### Request
Nothing may be dropped or altered: reproduce all the data.

### Provided records

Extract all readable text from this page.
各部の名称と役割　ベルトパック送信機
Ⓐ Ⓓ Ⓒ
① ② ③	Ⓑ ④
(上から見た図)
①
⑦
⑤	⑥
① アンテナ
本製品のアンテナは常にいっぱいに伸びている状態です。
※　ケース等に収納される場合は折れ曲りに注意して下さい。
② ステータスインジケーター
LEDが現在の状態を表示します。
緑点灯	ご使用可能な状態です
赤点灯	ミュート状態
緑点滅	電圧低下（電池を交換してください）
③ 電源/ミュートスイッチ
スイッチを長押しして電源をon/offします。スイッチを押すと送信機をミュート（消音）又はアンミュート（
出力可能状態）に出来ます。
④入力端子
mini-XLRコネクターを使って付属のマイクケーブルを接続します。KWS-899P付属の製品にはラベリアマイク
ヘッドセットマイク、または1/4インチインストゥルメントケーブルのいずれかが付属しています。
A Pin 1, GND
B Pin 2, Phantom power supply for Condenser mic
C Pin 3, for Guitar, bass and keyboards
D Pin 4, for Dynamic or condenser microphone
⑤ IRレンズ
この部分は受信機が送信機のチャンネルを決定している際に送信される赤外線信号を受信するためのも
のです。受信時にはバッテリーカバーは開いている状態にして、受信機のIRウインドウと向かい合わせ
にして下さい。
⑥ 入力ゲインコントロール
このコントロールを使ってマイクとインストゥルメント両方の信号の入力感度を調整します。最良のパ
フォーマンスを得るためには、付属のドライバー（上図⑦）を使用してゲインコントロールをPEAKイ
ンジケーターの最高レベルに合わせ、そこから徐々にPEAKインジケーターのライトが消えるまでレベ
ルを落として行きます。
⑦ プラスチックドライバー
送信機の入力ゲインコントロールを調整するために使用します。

### Exercise result
Extract all readable text from this page.
各部の名称と役割　ベルトパック送信機
Ⓐ Ⓓ Ⓒ
① ② ③	Ⓑ ④
(上から見た図)
①
⑦
⑤	⑥
① アンテナ
本製品のアンテナは常にいっぱいに伸びている状態です。
※　ケース等に収納される場合は折れ曲りに注意して下さい。
② ステータスインジケーター
LEDが現在の状態を表示します。
緑点灯	ご使用可能な状態です
赤点灯	ミュート状態
緑点滅	電圧低下（電池を交換してください）
③ 電源/ミュートスイッチ
スイッチを長押しして電源をon/offします。スイッチを押すと送信機をミュート（消音）又はアンミュート（
出力可能状態）に出来ます。
④入力端子
mini-XLRコネクターを使って付属のマイクケーブルを接続します。KWS-899P付属の製品にはラベリアマイク
ヘッドセットマイク、または1/4インチインストゥルメントケーブルのいずれかが付属しています。
A Pin 1, GND
B Pin 2, Phantom power supply for Condenser mic
C Pin 3, for Guitar, bass and keyboards
D Pin 4, for Dynamic or condenser microphone
⑤ IRレンズ
この部分は受信機が送信機のチャンネルを決定している際に送信される赤外線信号を受信するためのも
のです。受信時にはバッテリーカバーは開いている状態にして、受信機のIRウインドウと向かい合わせ
にして下さい。
⑥ 入力ゲインコントロール
このコントロールを使ってマイクとインストゥルメント両方の信号の入力感度を調整します。最良のパ
フォーマンスを得るためには、付属のドライバー（上図⑦）を使用してゲインコントロールをPEAKイ
ンジケーターの最高レベルに合わせ、そこから徐々にPEAKインジケーターのライトが消えるまでレベ
ルを落として行きます。
⑦ プラスチックドライバー
送信機の入力ゲインコントロールを調整するために使用します。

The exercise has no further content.